# Aim:
Count how many lines hold the string "title". Answer with that number and nothing more.

** START Exercise input **

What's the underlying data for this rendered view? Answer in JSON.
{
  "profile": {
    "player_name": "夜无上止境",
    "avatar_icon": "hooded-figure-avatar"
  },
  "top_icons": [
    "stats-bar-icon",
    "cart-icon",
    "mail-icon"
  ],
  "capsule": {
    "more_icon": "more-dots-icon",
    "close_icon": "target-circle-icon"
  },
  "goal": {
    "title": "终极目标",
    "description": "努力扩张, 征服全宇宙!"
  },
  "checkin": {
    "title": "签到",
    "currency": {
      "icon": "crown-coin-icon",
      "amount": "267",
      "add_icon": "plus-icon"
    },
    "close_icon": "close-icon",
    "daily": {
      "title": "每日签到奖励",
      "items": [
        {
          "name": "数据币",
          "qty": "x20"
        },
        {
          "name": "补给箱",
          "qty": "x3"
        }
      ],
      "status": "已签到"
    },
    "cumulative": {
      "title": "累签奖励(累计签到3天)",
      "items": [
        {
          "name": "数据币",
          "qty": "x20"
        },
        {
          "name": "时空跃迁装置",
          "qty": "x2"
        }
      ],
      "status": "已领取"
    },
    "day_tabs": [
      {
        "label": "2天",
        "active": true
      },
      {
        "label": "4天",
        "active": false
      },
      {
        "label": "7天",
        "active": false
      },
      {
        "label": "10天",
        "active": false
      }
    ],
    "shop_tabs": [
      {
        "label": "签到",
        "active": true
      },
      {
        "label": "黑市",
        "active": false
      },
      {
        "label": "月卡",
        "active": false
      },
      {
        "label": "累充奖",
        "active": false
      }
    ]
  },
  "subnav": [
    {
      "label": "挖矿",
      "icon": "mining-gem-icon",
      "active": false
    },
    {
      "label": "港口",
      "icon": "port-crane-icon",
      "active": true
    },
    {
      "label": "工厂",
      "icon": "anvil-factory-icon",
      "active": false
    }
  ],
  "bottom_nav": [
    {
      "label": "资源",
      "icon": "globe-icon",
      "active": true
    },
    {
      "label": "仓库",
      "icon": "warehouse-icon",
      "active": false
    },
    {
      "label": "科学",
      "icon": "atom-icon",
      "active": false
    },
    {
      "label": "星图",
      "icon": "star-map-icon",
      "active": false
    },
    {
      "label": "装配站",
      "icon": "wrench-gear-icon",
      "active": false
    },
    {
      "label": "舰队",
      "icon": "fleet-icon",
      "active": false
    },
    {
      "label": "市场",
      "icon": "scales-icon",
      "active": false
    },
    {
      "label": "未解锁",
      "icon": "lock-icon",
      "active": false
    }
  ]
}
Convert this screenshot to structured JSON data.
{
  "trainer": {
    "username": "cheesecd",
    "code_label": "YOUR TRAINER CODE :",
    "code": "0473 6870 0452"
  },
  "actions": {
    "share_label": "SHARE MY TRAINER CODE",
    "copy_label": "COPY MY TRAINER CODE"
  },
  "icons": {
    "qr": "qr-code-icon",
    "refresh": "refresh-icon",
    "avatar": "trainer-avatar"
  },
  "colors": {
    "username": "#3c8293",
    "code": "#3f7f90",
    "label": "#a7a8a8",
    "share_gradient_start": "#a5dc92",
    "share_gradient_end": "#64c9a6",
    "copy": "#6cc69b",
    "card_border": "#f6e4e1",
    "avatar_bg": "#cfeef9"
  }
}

** END Exercise input **

# Complete answer:
4